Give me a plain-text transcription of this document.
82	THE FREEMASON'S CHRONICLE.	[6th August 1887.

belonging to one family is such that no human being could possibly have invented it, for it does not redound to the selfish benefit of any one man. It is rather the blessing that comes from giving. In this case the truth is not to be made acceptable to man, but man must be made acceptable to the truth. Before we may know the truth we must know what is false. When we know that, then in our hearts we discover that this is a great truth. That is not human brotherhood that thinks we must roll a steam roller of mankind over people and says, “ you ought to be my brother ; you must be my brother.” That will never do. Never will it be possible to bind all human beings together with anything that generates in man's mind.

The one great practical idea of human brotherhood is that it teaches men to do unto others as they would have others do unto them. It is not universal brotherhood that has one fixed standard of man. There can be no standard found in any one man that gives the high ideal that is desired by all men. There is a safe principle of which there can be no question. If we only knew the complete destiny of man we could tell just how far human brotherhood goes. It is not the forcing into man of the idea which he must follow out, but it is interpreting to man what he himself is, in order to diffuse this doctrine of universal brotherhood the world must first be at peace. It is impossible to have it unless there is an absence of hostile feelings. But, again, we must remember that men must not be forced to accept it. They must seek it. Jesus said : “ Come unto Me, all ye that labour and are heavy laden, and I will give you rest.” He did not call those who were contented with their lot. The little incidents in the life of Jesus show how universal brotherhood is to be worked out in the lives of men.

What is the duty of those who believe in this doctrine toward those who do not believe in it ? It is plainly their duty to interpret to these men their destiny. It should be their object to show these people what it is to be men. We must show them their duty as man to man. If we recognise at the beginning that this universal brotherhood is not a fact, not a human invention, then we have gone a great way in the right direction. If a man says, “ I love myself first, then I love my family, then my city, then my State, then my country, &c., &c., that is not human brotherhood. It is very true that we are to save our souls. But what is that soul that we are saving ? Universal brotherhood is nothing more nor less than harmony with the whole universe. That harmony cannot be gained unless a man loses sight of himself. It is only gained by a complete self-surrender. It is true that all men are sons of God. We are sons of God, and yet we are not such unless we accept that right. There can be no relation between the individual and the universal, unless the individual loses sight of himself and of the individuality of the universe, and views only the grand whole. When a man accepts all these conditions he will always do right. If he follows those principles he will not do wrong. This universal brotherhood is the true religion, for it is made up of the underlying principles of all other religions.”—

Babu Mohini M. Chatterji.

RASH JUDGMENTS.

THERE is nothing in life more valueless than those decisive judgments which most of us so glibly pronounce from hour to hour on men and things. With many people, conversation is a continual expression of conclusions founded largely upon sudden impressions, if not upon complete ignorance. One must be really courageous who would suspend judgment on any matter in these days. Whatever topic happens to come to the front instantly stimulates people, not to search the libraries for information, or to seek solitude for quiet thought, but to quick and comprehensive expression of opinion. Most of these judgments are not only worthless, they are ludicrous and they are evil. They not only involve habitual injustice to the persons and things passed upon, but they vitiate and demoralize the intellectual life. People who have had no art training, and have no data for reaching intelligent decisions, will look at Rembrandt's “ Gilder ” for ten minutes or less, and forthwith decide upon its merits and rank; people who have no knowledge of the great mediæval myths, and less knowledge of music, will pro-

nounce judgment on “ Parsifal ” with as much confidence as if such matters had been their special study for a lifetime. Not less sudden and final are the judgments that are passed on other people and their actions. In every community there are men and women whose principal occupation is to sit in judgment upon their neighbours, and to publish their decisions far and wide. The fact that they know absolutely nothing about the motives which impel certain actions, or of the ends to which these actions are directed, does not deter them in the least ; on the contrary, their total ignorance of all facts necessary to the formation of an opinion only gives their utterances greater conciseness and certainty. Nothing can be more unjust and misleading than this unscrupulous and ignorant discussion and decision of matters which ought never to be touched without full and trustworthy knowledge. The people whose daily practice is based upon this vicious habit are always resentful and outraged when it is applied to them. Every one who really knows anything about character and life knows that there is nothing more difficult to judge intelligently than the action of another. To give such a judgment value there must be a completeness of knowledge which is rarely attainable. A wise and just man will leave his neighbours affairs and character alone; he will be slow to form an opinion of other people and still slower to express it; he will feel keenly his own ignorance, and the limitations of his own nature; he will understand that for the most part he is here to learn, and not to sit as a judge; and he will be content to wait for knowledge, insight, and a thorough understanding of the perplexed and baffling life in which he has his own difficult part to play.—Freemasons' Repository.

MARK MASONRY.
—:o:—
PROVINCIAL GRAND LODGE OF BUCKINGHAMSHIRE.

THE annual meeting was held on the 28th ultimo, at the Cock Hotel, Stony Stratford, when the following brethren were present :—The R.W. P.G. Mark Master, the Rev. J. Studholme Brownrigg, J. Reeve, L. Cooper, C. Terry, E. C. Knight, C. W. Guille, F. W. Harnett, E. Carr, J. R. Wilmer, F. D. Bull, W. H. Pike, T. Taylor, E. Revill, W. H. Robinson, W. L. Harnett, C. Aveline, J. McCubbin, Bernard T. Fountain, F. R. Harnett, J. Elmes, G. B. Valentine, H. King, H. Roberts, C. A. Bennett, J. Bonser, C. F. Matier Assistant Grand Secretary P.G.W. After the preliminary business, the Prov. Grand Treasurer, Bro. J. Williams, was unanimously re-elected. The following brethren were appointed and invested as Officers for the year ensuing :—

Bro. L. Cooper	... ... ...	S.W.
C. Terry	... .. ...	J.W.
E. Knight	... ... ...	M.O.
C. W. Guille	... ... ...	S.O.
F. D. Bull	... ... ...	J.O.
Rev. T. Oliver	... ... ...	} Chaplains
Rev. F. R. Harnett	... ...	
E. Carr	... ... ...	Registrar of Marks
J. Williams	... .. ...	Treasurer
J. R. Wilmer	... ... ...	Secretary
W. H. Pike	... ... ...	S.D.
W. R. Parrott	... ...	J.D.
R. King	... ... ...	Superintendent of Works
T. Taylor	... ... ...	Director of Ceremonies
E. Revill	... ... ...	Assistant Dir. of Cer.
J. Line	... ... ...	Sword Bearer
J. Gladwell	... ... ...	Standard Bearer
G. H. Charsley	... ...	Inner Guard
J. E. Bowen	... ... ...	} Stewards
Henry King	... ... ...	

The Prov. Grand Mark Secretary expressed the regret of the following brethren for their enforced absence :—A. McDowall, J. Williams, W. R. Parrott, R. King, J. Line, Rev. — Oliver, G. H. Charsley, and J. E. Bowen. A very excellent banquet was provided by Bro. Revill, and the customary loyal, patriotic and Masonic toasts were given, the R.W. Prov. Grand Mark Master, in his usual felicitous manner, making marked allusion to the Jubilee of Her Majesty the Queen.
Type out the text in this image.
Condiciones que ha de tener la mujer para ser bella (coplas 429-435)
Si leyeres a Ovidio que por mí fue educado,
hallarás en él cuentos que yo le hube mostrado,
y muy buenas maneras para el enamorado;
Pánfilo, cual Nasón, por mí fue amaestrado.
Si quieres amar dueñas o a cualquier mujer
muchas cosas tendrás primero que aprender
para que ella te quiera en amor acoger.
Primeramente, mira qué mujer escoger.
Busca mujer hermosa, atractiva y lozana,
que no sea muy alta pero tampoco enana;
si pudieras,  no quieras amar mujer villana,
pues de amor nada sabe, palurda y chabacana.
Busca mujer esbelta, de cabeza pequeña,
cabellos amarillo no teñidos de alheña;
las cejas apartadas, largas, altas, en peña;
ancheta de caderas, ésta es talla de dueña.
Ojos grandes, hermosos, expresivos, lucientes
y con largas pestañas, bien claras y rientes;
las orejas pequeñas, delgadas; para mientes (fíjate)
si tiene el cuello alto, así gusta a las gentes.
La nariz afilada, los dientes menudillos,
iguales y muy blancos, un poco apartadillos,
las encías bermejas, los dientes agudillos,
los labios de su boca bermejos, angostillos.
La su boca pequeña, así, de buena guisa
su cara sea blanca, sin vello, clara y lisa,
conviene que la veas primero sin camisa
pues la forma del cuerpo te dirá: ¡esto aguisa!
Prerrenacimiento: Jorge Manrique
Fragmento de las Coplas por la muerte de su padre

* **Task to complete**
Using the listing, copy every line where the word "pues" shows up.

* **Response for this exercise**
pues de amor nada sabe, palurda y chabacana.
pues la forma del cuerpo te dirá: ¡esto aguisa!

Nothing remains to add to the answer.